# Exercise brief:
Exactly as given, repeat all of the entries.

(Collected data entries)
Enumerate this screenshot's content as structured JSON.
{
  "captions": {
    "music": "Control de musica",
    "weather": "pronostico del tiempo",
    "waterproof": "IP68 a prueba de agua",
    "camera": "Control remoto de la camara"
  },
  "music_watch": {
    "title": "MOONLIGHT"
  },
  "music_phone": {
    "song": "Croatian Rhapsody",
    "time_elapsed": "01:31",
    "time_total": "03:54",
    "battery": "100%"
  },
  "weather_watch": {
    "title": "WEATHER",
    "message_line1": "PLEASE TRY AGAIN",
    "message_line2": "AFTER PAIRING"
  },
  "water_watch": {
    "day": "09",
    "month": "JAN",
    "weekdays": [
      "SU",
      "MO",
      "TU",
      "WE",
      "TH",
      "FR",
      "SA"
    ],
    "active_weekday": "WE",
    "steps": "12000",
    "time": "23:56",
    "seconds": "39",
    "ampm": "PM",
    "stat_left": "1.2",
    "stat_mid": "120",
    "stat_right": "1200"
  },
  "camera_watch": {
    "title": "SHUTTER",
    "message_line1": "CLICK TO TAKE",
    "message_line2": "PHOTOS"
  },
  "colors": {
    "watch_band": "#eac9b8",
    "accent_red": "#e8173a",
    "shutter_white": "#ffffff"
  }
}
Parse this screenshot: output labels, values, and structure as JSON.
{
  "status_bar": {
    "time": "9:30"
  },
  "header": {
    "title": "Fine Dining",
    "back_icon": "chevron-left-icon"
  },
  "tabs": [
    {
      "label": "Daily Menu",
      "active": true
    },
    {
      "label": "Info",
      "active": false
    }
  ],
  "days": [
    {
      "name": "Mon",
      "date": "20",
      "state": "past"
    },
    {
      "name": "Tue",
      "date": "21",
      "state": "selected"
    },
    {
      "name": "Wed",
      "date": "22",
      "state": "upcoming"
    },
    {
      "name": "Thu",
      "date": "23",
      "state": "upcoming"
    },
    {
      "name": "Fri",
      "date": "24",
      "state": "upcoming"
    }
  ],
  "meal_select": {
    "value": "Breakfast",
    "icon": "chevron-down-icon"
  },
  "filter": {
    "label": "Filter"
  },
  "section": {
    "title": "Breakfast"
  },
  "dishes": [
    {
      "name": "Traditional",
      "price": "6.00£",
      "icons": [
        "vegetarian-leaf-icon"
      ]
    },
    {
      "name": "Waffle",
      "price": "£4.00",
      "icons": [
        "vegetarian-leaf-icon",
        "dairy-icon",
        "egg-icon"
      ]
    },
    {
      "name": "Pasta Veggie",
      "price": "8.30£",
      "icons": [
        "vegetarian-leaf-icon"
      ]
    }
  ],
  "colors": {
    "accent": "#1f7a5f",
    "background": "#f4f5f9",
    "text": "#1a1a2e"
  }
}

# Solution:
Enumerate this screenshot's content as structured JSON.
{
  "captions": {
    "music": "Control de musica",
    "weather": "pronostico del tiempo",
    "waterproof": "IP68 a prueba de agua",
    "camera": "Control remoto de la camara"
  },
  "music_watch": {
    "title": "MOONLIGHT"
  },
  "music_phone": {
    "song": "Croatian Rhapsody",
    "time_elapsed": "01:31",
    "time_total": "03:54",
    "battery": "100%"
  },
  "weather_watch": {
    "title": "WEATHER",
    "message_line1": "PLEASE TRY AGAIN",
    "message_line2": "AFTER PAIRING"
  },
  "water_watch": {
    "day": "09",
    "month": "JAN",
    "weekdays": [
      "SU",
      "MO",
      "TU",
      "WE",
      "TH",
      "FR",
      "SA"
    ],
    "active_weekday": "WE",
    "steps": "12000",
    "time": "23:56",
    "seconds": "39",
    "ampm": "PM",
    "stat_left": "1.2",
    "stat_mid": "120",
    "stat_right": "1200"
  },
  "camera_watch": {
    "title": "SHUTTER",
    "message_line1": "CLICK TO TAKE",
    "message_line2": "PHOTOS"
  },
  "colors": {
    "watch_band": "#eac9b8",
    "accent_red": "#e8173a",
    "shutter_white": "#ffffff"
  }
}
Parse this screenshot: output labels, values, and structure as JSON.
{
  "status_bar": {
    "time": "9:30"
  },
  "header": {
    "title": "Fine Dining",
    "back_icon": "chevron-left-icon"
  },
  "tabs": [
    {
      "label": "Daily Menu",
      "active": true
    },
    {
      "label": "Info",
      "active": false
    }
  ],
  "days": [
    {
      "name": "Mon",
      "date": "20",
      "state": "past"
    },
    {
      "name": "Tue",
      "date": "21",
      "state": "selected"
    },
    {
      "name": "Wed",
      "date": "22",
      "state": "upcoming"
    },
    {
      "name": "Thu",
      "date": "23",
      "state": "upcoming"
    },
    {
      "name": "Fri",
      "date": "24",
      "state": "upcoming"
    }
  ],
  "meal_select": {
    "value": "Breakfast",
    "icon": "chevron-down-icon"
  },
  "filter": {
    "label": "Filter"
  },
  "section": {
    "title": "Breakfast"
  },
  "dishes": [
    {
      "name": "Traditional",
      "price": "6.00£",
      "icons": [
        "vegetarian-leaf-icon"
      ]
    },
    {
      "name": "Waffle",
      "price": "£4.00",
      "icons": [
        "vegetarian-leaf-icon",
        "dairy-icon",
        "egg-icon"
      ]
    },
    {
      "name": "Pasta Veggie",
      "price": "8.30£",
      "icons": [
        "vegetarian-leaf-icon"
      ]
    }
  ],
  "colors": {
    "accent": "#1f7a5f",
    "background": "#f4f5f9",
    "text": "#1a1a2e"
  }
}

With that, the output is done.